De esta manera, los militares y civiles protagonistas del golpe, se asumían como los impulsores de una nueva etapa de organización nacional, que al igual que la de un siglo antes se emprendía con vencedores y vencidos, con réprobos y elegidos.

El diagnóstico militar daba cuenta de las profundas “distorsiones”, operadas en la vida nacional a partir de 1945, que mostraban la dificultad histórica del país para funcionar en base a una democracia participativa.

Atribuían a estas supuestas “distorsiones” el movimiento pendular a que nos hemos referido anteriormente, el cual se traducía, según su interpretación, en graves riesgos para la seguridad nacional, además de comprimir el desarrollo de nuestras potencialidades.

Se trataba, en consecuencia, de modificar completamente el funcionamiento de nuestra sociedad, para que en virtud de esos cambios, se evitara la repetición de esa anomalía estructural. El “populismo” a erradicar estaba íntimamente ligado al ordenamiento económico que le daba sustento. Se establecía así, una estrecha interrelación entre las “reformas” económicas y las políticas, conviretiéndose de hecho el plan económico de Martínez de Hoz, en el corazón de la estrategia militar.

En su esencia, este plan implicaba la reconversión del perfil socioeconómico argentino. Si en el modelo industrial de post-guerra que se dio en el país, se articuló una alianza objetiva de intereses entre los trabajadores y el empresariado nacional en torno al mercado interno, en el nuevo modelo restringía ese mercado y la hegemonía política se trasladaba a la vieja oligarquía agroexportadora en sociedad con el capital multinacional, especialmente el financiero.

Desaparecía la industria nacional, mediana y pequeña, y el dinamismo económico se asentaba en el sector energético (petróleo y gas especialmente), exportación de alimentos y sector financiero, es decir, se desprotegió la economía nacional a favor de intereses oligárquicos y foráneos. Esa minoría, única beneficiaria real de esa política económica, pasó a ser bautizada por el ingenio popular como la “patria financiera”.

**CONSIGNA**
Enumera, por favor, los sectores en los que, según el texto de la página, se asentaba el dinamismo económico en el nuevo modelo.

**LISTADO DE DATOS**
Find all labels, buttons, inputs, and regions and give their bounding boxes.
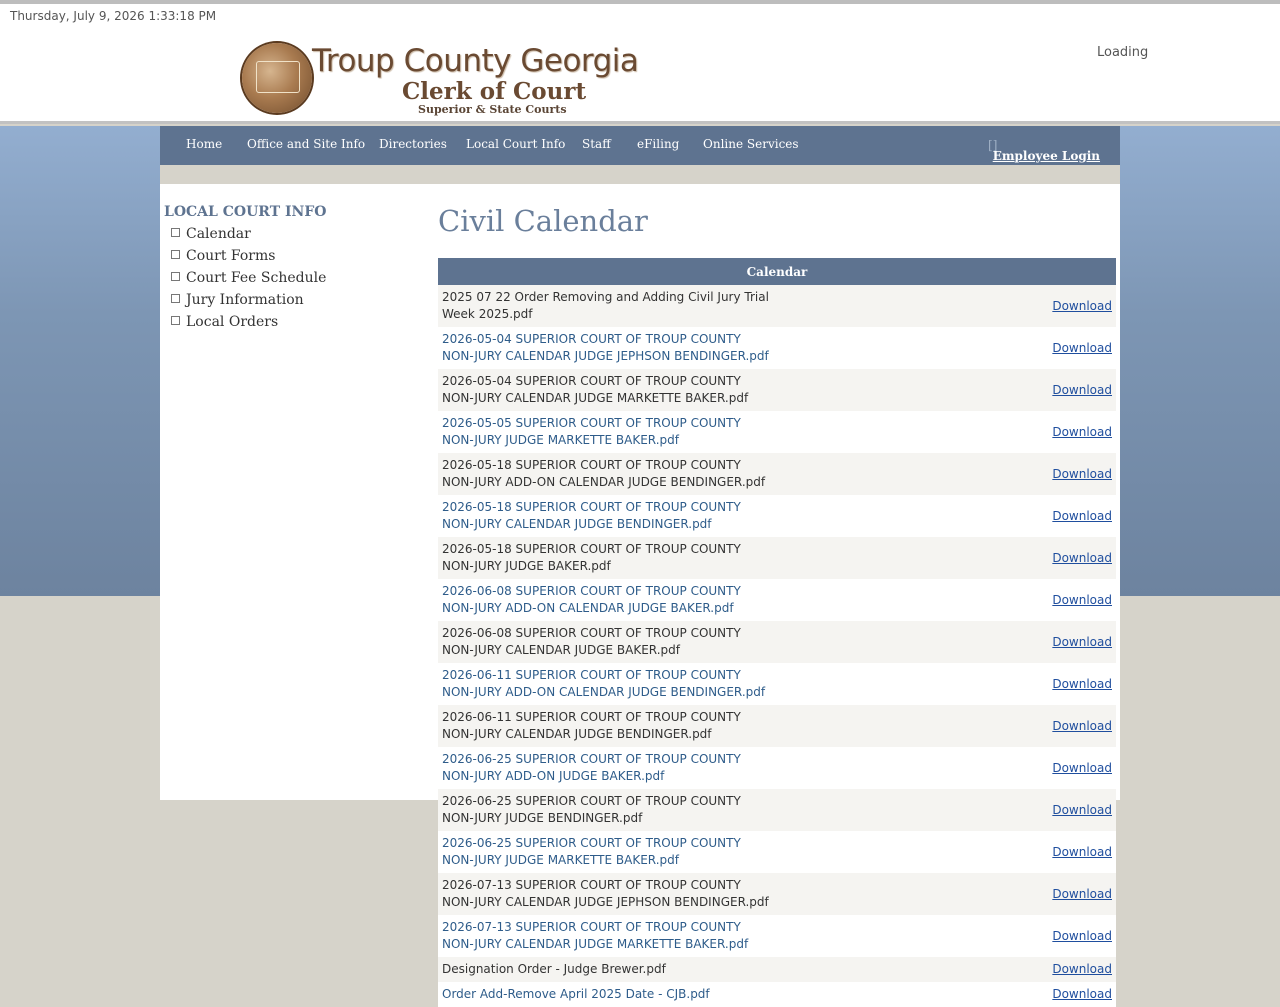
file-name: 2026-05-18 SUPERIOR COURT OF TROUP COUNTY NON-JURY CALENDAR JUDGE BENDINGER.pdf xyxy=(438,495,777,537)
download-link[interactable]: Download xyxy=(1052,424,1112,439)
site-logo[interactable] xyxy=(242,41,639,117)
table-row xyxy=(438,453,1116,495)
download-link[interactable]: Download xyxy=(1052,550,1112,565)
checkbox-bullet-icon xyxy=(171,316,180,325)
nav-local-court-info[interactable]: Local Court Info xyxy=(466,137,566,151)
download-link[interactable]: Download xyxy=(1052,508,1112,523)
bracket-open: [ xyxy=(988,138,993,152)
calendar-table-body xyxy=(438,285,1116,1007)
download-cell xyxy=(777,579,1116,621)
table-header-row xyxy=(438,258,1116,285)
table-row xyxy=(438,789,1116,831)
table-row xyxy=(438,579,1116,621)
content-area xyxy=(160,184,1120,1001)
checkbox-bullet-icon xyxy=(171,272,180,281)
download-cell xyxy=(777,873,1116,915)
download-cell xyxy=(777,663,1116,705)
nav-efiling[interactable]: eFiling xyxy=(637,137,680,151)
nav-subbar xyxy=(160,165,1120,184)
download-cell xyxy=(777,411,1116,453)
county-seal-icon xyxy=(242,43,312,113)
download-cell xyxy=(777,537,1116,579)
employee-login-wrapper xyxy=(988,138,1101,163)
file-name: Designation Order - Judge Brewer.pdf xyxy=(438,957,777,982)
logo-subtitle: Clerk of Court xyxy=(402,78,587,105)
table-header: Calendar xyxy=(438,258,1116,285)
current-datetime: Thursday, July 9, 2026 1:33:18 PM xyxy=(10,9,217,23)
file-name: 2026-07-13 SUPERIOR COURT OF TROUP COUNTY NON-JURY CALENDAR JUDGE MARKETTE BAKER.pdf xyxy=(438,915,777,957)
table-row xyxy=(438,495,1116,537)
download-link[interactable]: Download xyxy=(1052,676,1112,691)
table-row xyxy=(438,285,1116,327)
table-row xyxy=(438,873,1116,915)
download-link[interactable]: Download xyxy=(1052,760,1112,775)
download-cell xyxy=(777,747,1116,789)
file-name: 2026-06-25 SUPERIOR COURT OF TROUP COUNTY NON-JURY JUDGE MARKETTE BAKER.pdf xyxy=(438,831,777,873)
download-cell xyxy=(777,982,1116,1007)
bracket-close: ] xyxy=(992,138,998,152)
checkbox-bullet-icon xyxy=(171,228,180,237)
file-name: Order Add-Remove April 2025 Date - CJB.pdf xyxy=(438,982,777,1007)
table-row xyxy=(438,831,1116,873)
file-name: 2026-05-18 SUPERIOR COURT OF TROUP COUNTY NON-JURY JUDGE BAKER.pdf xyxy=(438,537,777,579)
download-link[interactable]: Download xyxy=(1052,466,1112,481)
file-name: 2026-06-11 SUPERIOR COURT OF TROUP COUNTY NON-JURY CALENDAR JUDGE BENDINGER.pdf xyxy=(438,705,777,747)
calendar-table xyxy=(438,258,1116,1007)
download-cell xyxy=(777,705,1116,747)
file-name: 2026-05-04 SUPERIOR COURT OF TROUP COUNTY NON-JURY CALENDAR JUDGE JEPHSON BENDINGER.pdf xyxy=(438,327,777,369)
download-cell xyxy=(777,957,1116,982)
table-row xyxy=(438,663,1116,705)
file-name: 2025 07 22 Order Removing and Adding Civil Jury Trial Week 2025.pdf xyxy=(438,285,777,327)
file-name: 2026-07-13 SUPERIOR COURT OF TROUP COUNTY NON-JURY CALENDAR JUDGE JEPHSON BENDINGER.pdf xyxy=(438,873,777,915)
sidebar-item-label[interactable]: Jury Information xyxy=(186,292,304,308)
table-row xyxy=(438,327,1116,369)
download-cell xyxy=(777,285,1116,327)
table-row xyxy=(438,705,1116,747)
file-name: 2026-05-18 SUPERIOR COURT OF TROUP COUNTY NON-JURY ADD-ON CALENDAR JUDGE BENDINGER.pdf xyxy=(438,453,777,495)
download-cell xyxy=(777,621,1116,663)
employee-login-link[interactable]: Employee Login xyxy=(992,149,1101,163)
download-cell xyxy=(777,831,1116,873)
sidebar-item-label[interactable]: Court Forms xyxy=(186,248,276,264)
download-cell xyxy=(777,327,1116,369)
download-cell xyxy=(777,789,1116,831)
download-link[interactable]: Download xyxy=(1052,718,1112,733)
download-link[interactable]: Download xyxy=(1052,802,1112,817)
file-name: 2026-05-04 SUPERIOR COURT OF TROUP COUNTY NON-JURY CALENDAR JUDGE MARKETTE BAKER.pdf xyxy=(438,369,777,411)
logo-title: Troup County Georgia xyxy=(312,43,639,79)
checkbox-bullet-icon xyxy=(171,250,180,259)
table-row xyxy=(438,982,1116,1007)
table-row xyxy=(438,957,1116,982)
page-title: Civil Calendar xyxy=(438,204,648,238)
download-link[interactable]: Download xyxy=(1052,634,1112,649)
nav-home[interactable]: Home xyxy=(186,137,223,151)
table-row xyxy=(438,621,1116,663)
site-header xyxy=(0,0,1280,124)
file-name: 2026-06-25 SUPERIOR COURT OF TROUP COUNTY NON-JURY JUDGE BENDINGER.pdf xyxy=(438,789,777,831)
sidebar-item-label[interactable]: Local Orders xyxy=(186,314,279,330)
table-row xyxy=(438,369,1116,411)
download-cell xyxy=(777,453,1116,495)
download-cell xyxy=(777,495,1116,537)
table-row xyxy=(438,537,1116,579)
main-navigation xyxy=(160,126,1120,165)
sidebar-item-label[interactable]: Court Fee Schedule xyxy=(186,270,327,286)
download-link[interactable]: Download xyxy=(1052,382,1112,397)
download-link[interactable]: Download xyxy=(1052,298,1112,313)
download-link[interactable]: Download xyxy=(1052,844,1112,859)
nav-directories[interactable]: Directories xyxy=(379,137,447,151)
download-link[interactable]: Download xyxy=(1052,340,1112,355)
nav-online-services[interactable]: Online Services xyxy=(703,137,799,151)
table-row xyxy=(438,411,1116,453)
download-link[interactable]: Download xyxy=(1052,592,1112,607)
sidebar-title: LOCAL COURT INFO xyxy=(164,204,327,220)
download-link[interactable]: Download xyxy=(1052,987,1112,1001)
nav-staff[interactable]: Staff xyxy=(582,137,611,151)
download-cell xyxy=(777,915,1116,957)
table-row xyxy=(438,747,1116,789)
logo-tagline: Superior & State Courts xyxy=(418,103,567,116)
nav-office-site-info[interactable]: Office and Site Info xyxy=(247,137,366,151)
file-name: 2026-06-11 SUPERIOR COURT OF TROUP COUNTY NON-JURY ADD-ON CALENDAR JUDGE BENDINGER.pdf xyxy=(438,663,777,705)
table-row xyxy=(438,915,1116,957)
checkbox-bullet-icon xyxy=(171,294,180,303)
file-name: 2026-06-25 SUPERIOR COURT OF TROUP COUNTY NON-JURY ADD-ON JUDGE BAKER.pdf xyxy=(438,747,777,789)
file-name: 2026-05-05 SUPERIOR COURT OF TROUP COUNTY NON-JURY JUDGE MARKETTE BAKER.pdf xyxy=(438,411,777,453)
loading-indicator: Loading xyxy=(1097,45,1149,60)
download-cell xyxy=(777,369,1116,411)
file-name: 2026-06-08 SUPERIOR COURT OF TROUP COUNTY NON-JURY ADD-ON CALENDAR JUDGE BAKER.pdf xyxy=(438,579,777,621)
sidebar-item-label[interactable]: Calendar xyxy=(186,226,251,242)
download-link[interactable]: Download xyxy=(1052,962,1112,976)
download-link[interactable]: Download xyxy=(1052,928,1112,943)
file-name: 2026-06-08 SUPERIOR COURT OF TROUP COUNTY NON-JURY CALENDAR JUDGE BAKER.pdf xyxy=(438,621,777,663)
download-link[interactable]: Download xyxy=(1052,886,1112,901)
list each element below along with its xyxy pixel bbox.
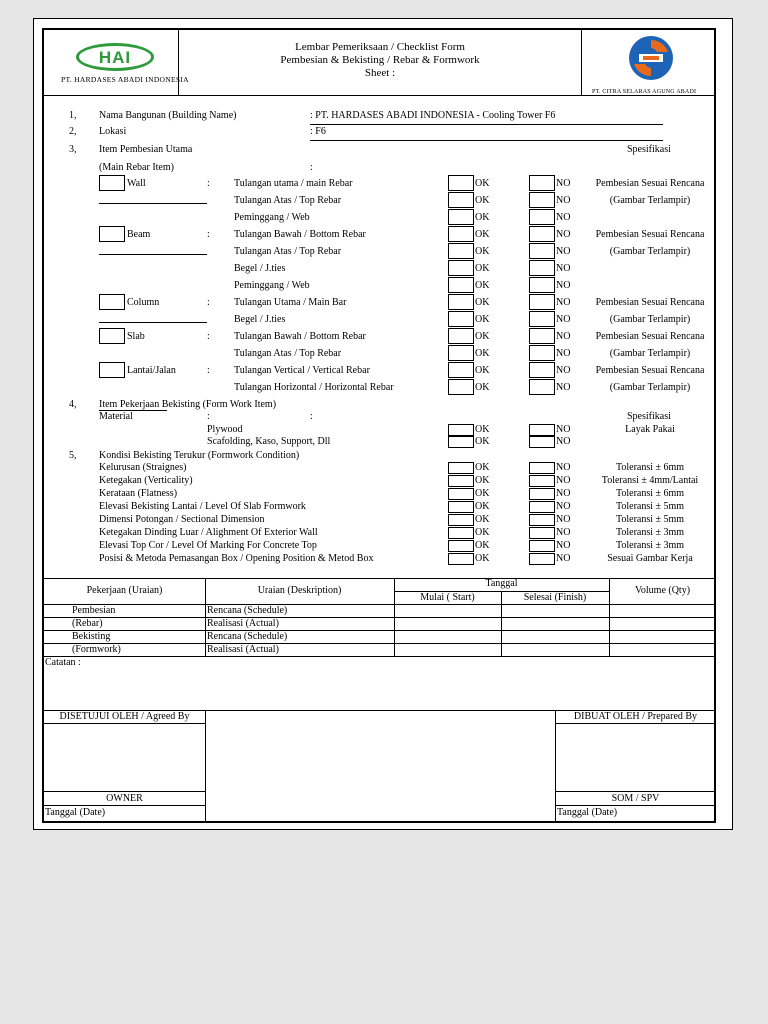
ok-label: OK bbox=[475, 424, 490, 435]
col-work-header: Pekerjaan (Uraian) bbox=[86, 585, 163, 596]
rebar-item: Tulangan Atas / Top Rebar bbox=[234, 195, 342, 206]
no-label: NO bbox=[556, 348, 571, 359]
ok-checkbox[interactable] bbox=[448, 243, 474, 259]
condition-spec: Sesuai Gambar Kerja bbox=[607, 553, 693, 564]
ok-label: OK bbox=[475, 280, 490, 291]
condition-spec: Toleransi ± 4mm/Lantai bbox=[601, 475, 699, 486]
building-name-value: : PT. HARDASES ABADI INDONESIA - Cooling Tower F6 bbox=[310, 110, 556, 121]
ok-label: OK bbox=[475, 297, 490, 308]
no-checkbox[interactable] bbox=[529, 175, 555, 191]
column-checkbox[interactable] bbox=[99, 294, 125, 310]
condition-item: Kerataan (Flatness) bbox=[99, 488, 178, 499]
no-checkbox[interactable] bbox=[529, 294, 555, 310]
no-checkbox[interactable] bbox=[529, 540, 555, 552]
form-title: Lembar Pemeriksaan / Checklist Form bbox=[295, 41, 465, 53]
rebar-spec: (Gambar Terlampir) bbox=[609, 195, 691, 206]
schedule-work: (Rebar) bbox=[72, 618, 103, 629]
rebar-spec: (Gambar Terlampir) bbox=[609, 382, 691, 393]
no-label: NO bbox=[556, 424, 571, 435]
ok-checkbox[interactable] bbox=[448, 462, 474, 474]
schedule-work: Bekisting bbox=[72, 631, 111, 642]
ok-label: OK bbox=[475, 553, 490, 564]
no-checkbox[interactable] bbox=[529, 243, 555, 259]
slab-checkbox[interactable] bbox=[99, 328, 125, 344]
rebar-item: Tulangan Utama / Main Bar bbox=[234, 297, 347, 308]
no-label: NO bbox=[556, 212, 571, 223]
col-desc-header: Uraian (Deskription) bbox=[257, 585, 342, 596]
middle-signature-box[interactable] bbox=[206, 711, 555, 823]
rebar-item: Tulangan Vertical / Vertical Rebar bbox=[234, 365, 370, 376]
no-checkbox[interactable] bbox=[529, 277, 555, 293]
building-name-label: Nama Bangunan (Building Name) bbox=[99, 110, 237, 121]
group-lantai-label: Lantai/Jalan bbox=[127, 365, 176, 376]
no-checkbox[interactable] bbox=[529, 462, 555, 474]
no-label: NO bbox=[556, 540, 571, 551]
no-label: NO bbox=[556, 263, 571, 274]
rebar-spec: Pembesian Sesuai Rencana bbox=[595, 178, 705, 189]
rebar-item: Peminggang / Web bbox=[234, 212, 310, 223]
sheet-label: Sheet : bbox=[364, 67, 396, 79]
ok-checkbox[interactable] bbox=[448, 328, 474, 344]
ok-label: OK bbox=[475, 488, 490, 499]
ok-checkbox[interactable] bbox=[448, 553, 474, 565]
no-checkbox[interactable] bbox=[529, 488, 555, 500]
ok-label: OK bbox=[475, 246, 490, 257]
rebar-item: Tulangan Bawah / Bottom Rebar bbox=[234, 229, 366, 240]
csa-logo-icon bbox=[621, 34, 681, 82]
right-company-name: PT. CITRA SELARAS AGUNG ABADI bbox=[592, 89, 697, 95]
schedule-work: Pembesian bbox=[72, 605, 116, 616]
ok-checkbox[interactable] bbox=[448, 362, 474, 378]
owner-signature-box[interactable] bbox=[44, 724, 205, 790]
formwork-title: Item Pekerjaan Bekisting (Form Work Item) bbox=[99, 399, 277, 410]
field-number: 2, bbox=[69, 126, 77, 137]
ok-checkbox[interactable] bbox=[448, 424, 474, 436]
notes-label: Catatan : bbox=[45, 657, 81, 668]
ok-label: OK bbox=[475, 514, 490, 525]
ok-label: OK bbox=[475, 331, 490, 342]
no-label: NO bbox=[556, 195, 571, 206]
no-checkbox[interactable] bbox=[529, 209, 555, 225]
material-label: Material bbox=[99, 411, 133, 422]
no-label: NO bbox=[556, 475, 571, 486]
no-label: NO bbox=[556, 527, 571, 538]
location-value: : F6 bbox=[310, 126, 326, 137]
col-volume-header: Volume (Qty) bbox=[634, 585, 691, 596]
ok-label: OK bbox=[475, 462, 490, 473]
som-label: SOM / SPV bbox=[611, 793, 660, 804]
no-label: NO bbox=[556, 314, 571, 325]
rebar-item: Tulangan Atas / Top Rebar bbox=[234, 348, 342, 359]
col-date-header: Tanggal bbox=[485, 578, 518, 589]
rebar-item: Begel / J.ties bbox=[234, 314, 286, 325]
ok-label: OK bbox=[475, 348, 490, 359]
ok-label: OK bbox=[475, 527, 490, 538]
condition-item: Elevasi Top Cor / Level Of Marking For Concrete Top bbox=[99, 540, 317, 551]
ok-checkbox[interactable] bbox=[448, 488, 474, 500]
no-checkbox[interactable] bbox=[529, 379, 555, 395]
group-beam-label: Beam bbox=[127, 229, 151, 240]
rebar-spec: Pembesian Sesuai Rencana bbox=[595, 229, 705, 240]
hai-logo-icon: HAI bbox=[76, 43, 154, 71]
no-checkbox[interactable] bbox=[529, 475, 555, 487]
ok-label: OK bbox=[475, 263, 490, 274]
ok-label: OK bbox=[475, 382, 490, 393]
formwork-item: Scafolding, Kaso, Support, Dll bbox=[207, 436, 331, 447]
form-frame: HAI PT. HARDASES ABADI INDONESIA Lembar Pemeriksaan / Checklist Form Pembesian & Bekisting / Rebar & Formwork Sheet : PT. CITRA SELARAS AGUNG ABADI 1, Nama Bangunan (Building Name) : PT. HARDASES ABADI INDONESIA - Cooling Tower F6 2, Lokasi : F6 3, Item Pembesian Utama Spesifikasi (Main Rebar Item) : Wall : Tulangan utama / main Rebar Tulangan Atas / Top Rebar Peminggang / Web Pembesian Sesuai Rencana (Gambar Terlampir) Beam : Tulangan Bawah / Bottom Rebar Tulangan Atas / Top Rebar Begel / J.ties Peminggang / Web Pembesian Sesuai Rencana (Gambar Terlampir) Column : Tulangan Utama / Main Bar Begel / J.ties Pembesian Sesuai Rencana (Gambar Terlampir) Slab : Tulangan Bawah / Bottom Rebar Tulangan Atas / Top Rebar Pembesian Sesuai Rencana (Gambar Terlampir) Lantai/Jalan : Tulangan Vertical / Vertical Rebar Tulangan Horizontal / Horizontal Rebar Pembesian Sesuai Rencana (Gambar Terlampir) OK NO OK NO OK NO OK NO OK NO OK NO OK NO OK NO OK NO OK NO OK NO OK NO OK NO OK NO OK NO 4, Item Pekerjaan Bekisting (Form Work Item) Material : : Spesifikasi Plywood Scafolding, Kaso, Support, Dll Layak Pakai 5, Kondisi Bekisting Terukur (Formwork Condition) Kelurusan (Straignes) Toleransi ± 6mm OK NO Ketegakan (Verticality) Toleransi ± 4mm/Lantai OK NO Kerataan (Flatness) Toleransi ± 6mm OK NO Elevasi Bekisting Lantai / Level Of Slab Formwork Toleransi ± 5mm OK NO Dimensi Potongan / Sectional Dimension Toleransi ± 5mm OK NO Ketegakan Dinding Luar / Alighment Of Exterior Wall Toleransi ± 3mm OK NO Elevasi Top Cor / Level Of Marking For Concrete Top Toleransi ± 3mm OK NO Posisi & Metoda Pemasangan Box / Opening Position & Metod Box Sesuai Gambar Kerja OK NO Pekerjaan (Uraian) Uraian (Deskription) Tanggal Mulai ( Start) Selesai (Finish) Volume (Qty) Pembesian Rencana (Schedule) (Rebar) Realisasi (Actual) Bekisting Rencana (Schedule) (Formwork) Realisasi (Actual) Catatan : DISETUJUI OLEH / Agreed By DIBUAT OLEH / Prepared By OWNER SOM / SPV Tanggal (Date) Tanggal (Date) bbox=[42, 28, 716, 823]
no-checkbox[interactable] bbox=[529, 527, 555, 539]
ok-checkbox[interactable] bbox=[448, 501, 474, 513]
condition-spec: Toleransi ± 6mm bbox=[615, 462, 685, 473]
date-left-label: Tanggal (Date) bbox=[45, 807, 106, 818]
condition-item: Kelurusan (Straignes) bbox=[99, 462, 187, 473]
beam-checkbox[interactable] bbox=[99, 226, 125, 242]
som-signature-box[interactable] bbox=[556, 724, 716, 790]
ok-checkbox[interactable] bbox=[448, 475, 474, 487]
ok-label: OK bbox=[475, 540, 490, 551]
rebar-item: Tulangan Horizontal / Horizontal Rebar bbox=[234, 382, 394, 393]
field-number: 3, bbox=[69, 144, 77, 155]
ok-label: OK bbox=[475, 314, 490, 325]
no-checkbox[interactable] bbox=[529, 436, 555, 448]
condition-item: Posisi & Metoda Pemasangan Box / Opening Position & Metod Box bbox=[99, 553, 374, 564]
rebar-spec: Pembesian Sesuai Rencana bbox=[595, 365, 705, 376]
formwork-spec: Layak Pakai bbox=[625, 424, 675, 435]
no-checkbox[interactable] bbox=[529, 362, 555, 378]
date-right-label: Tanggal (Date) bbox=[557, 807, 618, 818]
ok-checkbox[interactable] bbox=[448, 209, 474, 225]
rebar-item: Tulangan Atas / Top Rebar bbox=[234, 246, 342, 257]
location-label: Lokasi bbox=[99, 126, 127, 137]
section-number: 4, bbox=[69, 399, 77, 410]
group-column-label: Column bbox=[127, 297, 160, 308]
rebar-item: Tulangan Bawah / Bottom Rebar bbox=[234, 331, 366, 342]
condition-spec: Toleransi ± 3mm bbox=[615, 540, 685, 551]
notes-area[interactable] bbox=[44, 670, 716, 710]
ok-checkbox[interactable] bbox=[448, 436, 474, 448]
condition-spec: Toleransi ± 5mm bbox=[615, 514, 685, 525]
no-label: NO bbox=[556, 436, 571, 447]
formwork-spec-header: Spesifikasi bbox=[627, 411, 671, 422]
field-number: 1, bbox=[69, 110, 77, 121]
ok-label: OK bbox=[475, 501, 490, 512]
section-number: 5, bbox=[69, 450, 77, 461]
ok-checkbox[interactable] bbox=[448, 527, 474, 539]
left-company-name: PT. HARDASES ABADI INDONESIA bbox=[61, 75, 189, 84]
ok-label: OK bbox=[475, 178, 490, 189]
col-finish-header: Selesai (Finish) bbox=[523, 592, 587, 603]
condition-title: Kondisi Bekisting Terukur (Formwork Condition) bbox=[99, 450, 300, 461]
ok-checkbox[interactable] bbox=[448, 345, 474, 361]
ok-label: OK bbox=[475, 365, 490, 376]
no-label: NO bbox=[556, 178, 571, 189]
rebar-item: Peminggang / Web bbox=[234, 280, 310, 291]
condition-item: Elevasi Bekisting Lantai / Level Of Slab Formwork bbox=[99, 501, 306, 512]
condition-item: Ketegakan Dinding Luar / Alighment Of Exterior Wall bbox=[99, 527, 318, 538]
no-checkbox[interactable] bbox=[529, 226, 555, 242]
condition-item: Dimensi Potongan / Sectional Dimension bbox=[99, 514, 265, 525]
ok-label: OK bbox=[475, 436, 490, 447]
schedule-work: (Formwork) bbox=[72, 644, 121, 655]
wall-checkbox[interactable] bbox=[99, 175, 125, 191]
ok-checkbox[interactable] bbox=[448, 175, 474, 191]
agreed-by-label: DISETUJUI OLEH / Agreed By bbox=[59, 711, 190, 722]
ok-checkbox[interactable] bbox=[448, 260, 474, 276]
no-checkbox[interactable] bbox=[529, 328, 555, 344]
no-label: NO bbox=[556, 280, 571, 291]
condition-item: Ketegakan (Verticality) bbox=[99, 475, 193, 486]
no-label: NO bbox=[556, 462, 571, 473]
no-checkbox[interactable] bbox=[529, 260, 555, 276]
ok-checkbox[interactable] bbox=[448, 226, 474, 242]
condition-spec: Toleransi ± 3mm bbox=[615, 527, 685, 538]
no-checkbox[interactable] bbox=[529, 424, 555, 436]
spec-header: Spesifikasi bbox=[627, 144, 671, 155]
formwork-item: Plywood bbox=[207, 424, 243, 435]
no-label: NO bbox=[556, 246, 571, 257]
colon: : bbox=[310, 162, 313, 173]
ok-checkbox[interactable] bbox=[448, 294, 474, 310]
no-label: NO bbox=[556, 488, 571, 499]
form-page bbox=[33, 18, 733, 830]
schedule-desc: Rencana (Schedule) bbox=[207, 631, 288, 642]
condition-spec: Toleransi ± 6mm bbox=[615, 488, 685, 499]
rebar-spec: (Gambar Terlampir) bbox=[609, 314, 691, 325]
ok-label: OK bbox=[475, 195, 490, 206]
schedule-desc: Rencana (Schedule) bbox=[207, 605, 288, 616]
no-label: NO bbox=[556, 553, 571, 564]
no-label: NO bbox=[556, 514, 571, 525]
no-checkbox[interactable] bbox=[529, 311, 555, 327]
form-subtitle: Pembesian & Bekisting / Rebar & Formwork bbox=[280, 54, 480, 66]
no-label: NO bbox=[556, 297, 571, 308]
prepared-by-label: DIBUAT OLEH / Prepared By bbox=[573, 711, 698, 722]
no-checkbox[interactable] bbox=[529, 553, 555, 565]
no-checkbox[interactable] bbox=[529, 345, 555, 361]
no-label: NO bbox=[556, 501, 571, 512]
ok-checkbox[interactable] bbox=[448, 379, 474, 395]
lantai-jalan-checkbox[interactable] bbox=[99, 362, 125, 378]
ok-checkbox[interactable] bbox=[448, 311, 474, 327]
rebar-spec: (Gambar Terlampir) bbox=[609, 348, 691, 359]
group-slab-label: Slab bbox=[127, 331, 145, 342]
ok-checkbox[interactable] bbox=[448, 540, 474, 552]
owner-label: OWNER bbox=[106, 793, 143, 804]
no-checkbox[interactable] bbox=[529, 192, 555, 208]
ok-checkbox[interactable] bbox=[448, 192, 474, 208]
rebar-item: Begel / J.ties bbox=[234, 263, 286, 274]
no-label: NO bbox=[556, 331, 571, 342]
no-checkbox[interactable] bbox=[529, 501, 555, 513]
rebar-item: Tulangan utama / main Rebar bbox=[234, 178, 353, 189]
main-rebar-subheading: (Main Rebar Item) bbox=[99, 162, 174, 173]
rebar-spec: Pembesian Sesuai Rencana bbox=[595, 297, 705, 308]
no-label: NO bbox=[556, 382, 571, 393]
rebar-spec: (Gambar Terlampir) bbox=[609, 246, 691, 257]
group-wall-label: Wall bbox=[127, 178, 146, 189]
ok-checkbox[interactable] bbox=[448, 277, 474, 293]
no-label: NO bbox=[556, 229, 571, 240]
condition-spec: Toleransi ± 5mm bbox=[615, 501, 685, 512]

**RESPUESTA**
- Sector energético (petróleo y gas especialmente)
- Exportación de alimentos
- Sector financiero